Zanu PF also trivialises the massacre of MDC activists since 2000, as well as the disappearance of journalist Itai Dzamara (2015). And in August last year and January this year, the army shot and killed unarmed protestors, while others were raped, but that remains no story to tell for the ruling regime.

Human rights abuses are escalating, while the king is merely pre-occupied with preserving his lion-skin decorated throne! Could it be the fear that after the 2017 coup, the revolutionary spirit lingers on?

‘Jerry Can’

Joram “Jerry Can” Gumbo is gone, but his departure couldn’t be that modest. The crisis, which he left unresolved, has taken a nosedive, with Zera this week announcing a massive rise of fuel prices. His replacement, Fortune Chasi, famed by some as a hardworker, was thrown into the deep end. At least Gumbo can take time to refresh or even take a rest, monitoring and evaluating fairytale mega-deals constantly being signed between government and investors from outer space.

He happily joins the legendary league of ministers without portfolio, or maybe former Psychomotor minister Josiah Hungwe, whose term came to a halt while he was still trying to grasp the mandate of his ministry.

★ ★ ★

▶ _Task set_:
1 - Reproduce the part of the passage about Zanu PF between "Zanu PF also" and "the ruling regime.", inclusive.
2 - According to the passage about Zanu PF, who replaced Joram Gumbo?

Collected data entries
★ ★ ★

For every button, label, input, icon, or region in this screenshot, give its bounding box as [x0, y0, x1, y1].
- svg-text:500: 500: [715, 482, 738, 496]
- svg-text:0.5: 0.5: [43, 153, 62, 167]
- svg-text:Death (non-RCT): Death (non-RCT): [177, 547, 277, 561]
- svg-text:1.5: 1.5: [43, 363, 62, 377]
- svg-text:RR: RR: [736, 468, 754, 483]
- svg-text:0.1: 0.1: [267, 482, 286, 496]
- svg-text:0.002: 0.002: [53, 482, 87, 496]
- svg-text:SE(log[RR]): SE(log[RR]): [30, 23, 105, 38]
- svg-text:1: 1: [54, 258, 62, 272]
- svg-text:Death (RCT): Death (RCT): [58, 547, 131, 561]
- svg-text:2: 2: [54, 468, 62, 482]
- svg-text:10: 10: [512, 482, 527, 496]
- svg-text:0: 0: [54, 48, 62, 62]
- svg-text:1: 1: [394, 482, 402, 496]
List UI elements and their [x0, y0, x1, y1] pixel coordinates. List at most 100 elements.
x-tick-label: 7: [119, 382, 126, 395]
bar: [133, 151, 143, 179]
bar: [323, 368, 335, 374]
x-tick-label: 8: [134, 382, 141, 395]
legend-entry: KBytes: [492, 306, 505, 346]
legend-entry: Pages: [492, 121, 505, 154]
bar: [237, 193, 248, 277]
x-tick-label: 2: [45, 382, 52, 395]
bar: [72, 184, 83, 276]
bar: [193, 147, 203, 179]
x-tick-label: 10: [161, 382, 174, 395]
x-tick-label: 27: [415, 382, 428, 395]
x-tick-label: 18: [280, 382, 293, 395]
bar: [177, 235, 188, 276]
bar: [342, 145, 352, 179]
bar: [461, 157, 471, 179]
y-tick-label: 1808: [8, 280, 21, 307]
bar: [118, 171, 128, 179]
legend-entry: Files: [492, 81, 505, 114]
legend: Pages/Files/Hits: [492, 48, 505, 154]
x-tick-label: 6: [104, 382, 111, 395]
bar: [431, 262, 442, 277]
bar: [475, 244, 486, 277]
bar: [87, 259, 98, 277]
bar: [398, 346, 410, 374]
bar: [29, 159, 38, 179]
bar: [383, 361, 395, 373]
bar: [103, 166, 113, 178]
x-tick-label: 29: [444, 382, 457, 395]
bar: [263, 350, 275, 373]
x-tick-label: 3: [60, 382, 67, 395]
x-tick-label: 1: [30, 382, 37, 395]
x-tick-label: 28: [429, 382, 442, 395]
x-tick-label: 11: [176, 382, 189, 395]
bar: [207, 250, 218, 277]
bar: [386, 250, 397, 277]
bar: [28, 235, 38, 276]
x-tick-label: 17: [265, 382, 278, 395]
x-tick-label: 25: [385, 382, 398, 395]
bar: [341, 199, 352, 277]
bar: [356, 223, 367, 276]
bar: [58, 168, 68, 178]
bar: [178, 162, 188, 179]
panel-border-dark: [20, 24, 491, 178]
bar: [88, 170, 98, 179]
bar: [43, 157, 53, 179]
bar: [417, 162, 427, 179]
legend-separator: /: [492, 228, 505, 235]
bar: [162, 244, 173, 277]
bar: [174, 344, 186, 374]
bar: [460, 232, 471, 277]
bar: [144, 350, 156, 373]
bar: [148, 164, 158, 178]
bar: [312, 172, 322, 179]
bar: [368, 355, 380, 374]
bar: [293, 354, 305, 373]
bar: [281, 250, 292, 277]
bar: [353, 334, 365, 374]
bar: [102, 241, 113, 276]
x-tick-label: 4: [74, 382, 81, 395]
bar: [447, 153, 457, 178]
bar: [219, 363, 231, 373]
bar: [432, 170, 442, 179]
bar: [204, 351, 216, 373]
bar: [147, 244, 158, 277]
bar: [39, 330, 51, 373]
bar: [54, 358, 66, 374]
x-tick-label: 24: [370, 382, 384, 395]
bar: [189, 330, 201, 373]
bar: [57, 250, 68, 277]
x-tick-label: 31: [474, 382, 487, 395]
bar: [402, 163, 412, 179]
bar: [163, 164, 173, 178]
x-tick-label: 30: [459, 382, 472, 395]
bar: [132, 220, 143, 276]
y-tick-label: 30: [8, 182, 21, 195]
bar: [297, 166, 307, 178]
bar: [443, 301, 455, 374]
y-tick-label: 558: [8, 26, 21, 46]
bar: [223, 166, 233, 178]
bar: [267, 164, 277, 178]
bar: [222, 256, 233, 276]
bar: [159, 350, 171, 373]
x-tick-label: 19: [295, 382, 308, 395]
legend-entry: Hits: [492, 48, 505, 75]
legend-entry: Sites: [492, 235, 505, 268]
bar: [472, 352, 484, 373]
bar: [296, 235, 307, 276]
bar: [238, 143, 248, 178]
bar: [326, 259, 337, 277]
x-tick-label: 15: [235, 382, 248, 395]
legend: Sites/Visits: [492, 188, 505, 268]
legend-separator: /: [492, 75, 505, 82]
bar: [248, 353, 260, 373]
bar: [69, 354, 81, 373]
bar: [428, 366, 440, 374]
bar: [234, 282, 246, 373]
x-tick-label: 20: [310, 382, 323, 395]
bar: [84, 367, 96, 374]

★ ★ ★

▶ _Answers in order_:
1 -
Zanu PF also trivialises the massacre of MDC activists since 2000, as well as the disappearance of journalist Itai Dzamara (2015). And in August last year and January this year, the army shot and killed unarmed protestors, while others were raped, but that remains no story to tell for the ruling regime.

2 - Fortune Chasi